▶ [The request] Every line that contains the word "share" should be copied.

Records from a collection of figures
- - - - - - -
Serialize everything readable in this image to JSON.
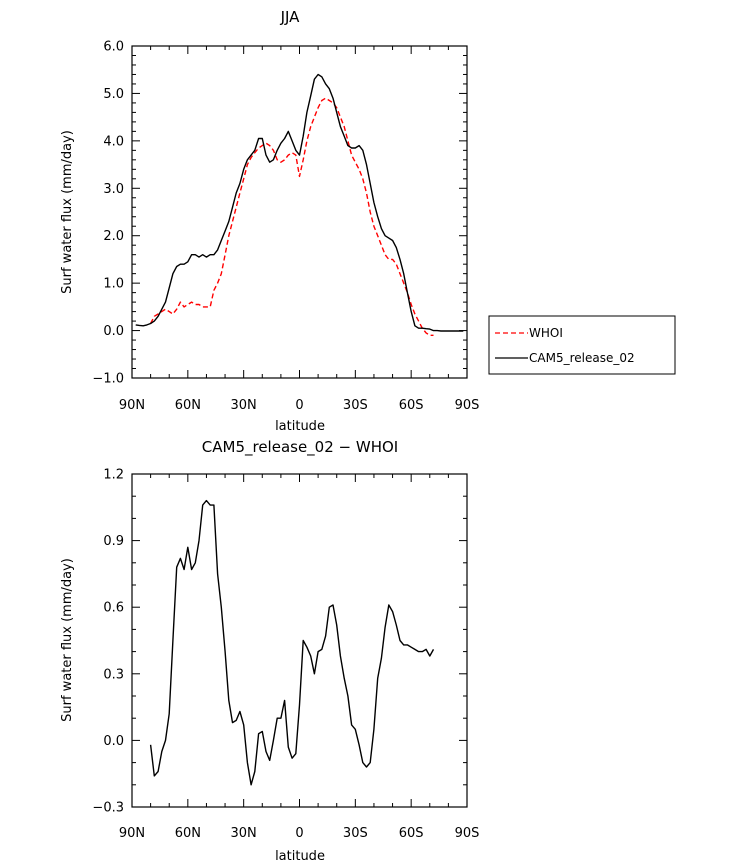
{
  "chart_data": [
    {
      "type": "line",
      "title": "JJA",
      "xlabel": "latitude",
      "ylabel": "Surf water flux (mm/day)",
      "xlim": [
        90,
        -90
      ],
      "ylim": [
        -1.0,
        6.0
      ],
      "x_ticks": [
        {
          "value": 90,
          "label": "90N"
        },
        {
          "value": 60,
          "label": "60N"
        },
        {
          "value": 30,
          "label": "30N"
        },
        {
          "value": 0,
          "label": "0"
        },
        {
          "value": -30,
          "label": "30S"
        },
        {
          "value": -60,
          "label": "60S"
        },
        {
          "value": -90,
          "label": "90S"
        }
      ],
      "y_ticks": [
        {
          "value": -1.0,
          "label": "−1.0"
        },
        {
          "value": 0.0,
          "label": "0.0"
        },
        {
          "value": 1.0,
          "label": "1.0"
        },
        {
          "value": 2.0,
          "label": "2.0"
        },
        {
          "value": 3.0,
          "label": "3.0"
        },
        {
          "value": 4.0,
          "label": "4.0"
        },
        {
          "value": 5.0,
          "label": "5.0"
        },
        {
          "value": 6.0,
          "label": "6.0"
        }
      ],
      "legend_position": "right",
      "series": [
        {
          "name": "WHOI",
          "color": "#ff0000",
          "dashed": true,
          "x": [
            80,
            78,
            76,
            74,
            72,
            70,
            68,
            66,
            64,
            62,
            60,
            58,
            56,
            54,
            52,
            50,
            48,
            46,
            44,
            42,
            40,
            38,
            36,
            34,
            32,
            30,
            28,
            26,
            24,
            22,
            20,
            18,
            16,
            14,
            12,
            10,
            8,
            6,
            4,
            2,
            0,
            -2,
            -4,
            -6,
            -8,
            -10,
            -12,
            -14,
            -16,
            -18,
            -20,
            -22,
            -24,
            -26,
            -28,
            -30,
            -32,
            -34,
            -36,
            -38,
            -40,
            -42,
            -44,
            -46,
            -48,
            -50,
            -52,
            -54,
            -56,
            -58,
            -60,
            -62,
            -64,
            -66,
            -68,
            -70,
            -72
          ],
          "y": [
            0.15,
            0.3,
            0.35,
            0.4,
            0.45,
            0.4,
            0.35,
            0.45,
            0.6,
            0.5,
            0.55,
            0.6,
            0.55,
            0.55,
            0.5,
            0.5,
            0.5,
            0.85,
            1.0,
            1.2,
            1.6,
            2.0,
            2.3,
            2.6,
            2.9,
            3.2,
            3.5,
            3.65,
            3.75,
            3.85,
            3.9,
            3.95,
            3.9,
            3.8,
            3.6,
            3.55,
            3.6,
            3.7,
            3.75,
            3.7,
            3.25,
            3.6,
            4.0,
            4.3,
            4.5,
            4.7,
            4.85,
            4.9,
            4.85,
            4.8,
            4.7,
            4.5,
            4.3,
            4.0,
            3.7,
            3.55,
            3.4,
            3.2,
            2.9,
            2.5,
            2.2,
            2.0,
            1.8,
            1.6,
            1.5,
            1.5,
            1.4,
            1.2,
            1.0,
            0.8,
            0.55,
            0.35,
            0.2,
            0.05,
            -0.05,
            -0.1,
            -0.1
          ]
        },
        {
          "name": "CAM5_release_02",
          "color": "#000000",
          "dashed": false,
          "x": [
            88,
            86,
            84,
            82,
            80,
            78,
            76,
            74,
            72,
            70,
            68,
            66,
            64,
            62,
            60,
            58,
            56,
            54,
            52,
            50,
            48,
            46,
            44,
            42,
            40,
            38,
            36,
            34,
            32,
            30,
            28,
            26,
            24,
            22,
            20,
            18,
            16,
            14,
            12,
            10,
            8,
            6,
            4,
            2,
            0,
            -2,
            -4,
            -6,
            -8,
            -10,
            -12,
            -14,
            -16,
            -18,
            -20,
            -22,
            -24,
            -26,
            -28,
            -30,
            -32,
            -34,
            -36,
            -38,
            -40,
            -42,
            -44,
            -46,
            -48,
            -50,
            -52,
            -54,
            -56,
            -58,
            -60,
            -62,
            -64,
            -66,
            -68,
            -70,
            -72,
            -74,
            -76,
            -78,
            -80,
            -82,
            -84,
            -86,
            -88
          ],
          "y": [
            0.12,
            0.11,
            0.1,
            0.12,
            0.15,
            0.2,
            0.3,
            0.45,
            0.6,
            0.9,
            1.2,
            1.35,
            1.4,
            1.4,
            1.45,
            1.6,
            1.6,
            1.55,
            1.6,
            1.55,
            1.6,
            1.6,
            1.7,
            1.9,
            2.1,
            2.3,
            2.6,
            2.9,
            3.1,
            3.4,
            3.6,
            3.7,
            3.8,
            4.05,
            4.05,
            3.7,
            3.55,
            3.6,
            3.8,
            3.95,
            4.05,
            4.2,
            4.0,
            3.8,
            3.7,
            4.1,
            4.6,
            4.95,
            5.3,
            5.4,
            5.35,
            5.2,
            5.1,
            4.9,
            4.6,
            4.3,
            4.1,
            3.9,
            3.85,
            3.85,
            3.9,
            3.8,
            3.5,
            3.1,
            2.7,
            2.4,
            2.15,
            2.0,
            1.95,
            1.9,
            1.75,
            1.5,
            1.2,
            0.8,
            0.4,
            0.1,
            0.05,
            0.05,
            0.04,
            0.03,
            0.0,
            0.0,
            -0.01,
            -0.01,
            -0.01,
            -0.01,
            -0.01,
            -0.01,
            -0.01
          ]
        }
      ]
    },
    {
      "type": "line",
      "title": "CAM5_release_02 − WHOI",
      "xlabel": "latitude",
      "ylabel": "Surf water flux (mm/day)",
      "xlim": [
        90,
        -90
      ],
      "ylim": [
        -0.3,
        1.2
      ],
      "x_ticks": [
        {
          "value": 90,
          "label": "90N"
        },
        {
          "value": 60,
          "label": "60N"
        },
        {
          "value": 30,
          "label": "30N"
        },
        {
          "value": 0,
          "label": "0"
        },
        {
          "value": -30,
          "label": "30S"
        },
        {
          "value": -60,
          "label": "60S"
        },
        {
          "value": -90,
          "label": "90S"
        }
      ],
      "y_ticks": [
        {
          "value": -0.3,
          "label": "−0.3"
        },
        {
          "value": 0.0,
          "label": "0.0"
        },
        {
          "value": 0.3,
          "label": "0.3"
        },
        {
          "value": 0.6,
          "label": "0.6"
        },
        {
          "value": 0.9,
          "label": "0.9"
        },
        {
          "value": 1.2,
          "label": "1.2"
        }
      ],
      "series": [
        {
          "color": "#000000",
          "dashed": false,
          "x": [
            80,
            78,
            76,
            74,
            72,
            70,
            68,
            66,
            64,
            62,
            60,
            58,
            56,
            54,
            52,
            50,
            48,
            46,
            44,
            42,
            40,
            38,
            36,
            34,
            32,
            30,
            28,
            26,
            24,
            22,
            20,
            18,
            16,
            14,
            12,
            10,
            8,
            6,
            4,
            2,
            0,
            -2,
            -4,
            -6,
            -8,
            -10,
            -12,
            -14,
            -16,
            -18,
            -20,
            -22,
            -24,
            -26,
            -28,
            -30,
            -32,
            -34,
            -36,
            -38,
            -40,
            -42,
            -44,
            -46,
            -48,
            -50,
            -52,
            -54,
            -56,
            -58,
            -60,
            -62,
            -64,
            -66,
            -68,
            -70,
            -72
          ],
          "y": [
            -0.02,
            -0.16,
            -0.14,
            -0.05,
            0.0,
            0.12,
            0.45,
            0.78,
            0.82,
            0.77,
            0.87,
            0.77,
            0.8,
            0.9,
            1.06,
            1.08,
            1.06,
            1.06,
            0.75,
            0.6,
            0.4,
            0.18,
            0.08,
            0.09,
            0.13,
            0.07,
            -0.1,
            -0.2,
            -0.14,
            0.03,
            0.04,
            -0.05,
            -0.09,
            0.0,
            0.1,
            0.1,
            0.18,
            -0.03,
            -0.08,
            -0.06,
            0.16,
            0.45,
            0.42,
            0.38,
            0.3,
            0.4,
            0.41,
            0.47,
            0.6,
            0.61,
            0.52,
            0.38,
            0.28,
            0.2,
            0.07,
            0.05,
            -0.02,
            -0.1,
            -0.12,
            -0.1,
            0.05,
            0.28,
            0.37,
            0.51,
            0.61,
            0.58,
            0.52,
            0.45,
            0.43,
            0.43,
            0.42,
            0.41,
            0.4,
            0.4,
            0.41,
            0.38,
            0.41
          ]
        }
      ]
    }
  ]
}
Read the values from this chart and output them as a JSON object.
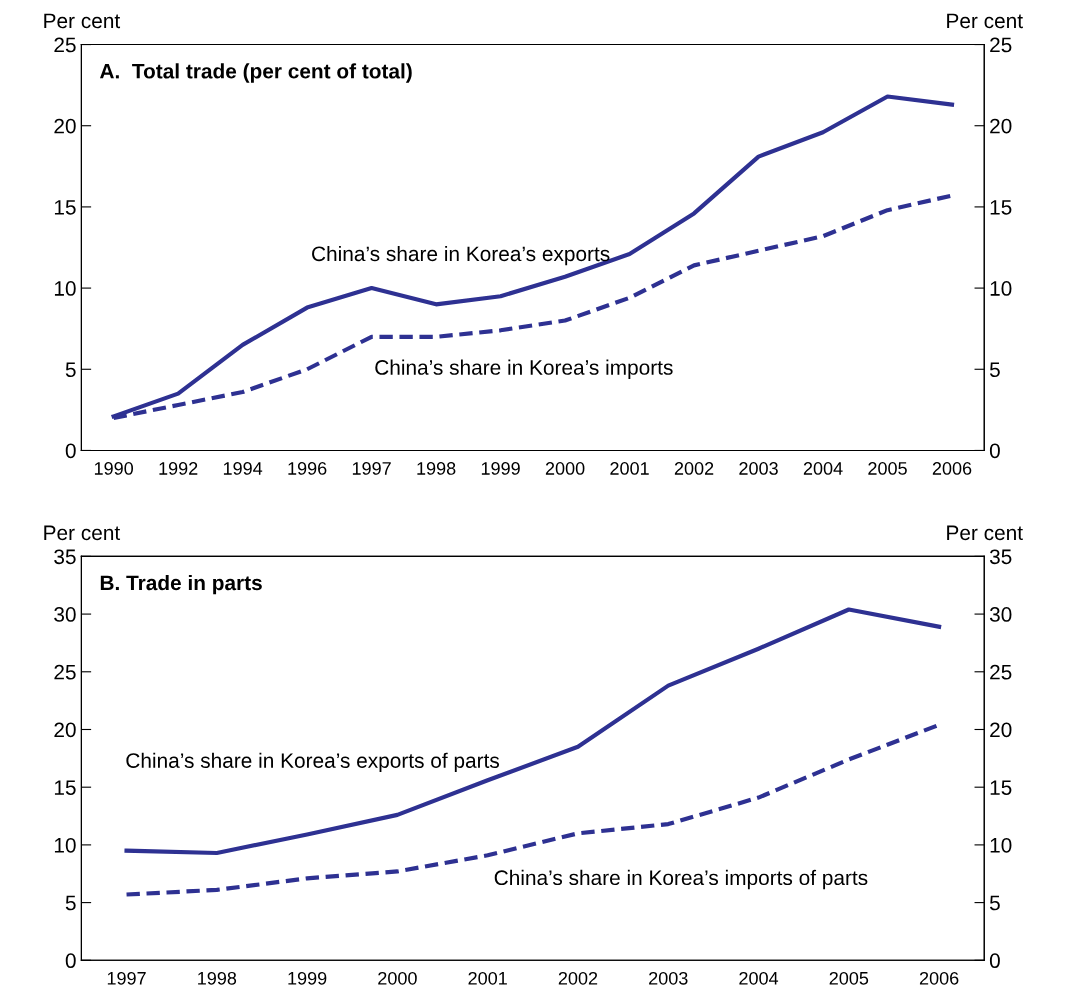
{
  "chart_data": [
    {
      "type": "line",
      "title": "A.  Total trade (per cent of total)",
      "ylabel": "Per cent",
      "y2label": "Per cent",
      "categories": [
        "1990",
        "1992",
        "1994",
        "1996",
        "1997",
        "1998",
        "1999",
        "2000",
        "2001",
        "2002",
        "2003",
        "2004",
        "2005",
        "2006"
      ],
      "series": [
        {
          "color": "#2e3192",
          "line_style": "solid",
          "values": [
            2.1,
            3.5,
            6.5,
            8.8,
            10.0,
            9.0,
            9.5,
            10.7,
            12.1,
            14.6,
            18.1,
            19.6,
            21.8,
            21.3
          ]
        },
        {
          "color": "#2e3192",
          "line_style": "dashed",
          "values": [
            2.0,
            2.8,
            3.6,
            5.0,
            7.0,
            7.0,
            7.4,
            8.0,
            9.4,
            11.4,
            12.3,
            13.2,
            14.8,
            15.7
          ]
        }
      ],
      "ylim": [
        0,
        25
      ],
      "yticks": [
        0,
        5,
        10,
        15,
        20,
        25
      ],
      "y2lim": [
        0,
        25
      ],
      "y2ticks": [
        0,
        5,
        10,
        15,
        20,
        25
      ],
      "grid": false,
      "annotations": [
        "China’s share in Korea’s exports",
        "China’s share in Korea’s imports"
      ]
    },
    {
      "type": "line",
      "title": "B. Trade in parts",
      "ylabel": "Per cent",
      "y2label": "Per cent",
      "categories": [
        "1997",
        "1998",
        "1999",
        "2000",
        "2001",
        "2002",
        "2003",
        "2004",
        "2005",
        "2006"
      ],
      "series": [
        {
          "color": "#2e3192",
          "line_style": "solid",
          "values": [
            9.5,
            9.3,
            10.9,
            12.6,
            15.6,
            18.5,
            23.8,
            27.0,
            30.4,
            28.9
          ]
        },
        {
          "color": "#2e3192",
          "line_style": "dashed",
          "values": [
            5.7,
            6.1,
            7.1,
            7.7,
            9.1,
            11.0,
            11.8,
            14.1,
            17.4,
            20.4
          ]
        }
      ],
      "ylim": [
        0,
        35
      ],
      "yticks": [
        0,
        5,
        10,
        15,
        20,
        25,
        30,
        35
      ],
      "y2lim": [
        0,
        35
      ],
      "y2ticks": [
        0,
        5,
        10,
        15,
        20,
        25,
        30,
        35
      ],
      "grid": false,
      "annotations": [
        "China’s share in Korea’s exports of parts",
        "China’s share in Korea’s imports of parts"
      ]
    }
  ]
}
- - - - - - -
▶ [Exercise result]
        "China’s share in Korea’s exports",
        "China’s share in Korea’s imports"
        "China’s share in Korea’s exports of parts",
        "China’s share in Korea’s imports of parts"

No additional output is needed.